:: Excerpt provided ::

- Athena Asamiya in The King of Fighters XV by Tomohiro Nakata
- First appearance: Psycho Soldier (1987)
- Portrayed by: Kei Ishibashi (Athena)
- Voiced by: Japanese Rushina (Psycho Soldier); Reiko Fukui (The King of Fighters '94); Moe Nagasaki (The King of Fighters '95); Tamao Satō (The King of Fighters '96); Yukina Kurisu (The King of Fighters '97, The King of Fighters: Kyo); Haruna Ikezawa (The King of Fighters '98 onwards);

In-universe information
- Fighting style: Psycho-based power and Chinese martial arts
- Origin: Japan
- Nationality: Japanese

= Athena Asamiya =

Fictional character from Psycho Soldier and The King of Fighters

Athena Asamiya (麻宮 アテナ, Asamiya Atena) is a character originally from SNK's 1987 video game Psycho Soldier. An esper, Athena is a descendant of Princess Athena from the earlier Athena game. She later appears in The King of Fighters series of fighting games as a member of the Psycho Soldier Team alongside her friend Sie Kensou and her teacher Chin Gentsai. While there have been changes to the team, Athena has been consistently playable in the main series. She was also given her own video game Athena: Awakening from the Ordinary Life, which was only released in Japanese regions for the PlayStation in 1999.

Athena was designed with idea of having an appealing main character in Psycho Soldier. The use of a character song and multiple outfits resulted in major praise by publications for video games and the character also received generally positive reception.

:::

▸ **Directions**
a: Name every voice actor listed for Athena in the Athena Asamiya text.
b: According to the Athena Asamiya text, on which console was Athena: Awakening from the Ordinary Life released?
c: Extend the Athena Asamiya text with a further paragraph that picks up right after its final sentence.

:: Dataset entries ::

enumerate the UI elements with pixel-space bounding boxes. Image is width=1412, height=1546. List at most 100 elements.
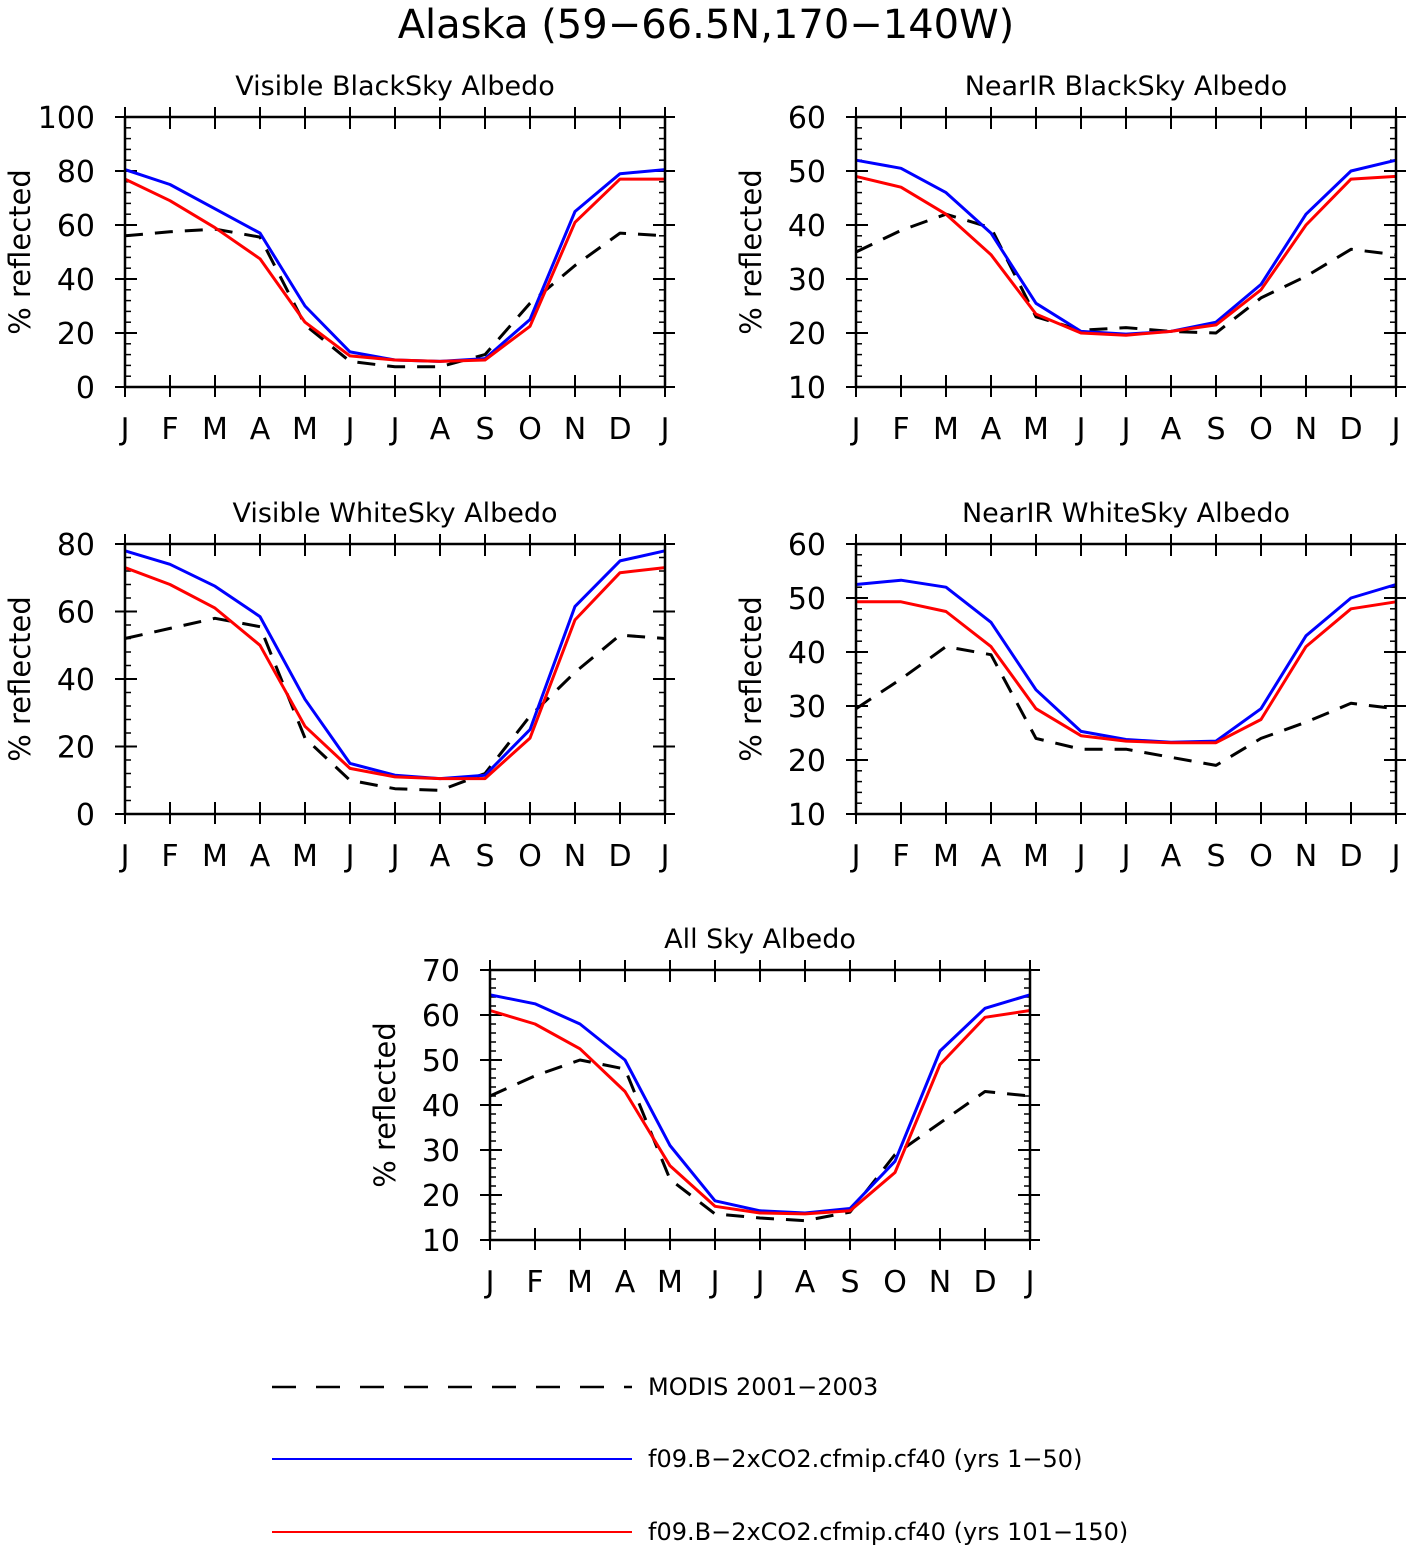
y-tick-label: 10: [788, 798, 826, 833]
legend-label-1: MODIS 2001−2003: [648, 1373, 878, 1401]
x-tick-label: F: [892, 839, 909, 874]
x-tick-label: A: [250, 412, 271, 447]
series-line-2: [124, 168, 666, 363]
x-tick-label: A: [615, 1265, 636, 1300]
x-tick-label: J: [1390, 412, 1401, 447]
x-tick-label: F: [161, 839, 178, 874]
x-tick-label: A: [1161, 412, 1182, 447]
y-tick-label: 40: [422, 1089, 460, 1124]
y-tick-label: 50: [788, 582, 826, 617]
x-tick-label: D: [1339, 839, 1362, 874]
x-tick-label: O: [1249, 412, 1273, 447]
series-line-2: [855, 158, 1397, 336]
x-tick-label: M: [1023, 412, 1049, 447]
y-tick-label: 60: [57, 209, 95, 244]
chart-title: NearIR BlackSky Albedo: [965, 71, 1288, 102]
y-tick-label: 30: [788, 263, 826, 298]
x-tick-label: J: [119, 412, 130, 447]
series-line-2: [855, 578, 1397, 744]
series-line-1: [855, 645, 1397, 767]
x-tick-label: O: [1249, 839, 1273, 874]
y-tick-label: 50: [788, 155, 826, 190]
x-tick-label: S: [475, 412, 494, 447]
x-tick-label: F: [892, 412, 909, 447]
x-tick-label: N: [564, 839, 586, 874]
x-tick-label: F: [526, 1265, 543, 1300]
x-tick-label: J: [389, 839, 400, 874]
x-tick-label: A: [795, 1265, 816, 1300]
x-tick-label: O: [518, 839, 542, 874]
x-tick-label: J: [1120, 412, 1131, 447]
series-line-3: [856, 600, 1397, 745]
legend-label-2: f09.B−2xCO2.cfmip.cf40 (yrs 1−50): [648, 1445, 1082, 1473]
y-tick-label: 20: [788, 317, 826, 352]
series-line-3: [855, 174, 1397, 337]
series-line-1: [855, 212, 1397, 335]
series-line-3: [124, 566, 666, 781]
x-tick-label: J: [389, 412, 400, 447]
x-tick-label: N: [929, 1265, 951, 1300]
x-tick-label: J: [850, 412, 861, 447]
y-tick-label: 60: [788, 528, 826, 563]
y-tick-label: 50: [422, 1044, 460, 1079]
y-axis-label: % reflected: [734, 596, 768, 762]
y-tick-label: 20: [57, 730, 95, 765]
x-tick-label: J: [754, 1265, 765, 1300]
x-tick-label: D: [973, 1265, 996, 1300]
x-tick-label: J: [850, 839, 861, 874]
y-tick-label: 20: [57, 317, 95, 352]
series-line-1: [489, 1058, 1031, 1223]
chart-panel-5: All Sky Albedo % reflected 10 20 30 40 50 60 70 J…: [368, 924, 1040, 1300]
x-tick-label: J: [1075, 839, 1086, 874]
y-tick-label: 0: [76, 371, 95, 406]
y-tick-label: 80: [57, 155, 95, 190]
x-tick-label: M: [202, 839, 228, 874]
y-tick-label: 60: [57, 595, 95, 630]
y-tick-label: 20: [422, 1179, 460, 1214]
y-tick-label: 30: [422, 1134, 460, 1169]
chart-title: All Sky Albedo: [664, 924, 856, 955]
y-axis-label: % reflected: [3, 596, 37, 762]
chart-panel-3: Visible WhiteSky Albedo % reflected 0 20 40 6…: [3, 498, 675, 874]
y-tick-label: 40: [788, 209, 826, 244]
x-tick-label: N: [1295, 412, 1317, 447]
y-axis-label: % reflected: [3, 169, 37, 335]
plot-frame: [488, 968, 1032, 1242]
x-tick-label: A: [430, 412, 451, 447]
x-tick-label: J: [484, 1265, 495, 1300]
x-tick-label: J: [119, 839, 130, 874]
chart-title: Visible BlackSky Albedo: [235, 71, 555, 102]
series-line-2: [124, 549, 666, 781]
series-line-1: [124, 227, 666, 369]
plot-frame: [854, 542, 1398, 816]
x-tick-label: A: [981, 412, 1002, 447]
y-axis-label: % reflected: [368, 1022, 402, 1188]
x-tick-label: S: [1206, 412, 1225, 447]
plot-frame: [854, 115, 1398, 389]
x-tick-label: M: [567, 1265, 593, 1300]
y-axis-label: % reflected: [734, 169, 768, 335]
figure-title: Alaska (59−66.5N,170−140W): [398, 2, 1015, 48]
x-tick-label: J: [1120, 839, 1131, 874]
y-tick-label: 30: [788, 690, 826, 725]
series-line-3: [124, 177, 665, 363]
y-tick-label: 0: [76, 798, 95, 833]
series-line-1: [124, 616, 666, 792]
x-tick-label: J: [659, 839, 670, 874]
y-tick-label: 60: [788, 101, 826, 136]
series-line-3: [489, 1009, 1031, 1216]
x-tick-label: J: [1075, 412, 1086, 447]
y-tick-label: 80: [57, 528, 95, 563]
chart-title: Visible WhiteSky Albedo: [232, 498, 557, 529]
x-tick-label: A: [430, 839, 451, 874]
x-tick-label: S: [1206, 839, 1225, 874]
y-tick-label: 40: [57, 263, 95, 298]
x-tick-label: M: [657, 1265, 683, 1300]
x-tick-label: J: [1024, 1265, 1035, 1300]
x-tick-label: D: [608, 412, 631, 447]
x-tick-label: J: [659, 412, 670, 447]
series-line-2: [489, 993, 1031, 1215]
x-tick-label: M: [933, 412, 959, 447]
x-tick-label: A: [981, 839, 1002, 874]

:::

▸ **Replies**
a: Rushina, Reiko Fukui, Moe Nagasaki, Tamao Satō, Yukina Kurisu, Haruna Ikezawa

b: The PlayStation

c:
==Creation and design==
Athena Asamiya is based on the title character from SNK's video game Athena. Athena has long pink hair and wears a black Japanese school uniform. In order to generate contrast between the two Athenas, Psycho Soldiers was designed to look more mature. The original Princess Athena was voiced by Haruna Anno. The actress noted the character had a distinctive sex appeal based on her skimpy appearance and the details of her facial expressions. Her first encounter with the game was in an advertisement for Athena in a game magazine. Her expression and swimsuit shot straight through attracted Haruna. Haruna was obsessed with collecting merchandise, and got involved with the series. She was delighted to cosplay as Athena and cosplay as her in the SNK booth.

In retrospective, character designer Eisuke Ogura felt Athena's marketing as an idol was ahead of its time, citing things such as her songs and anime-like illustrations. The fact that Athena changed outfits in every game felt like something that Ogura believed would appeal to the demographic. For The King of Fighters '94, there was pressure within staff about including the character. The staff worked so much on her that other developers accused them of favoritism. Feeling pressure with how Western players would react to her high school look, SNK instead decided to design her wearing a different outfit which is first seen in her character's introduction when removing her high school look.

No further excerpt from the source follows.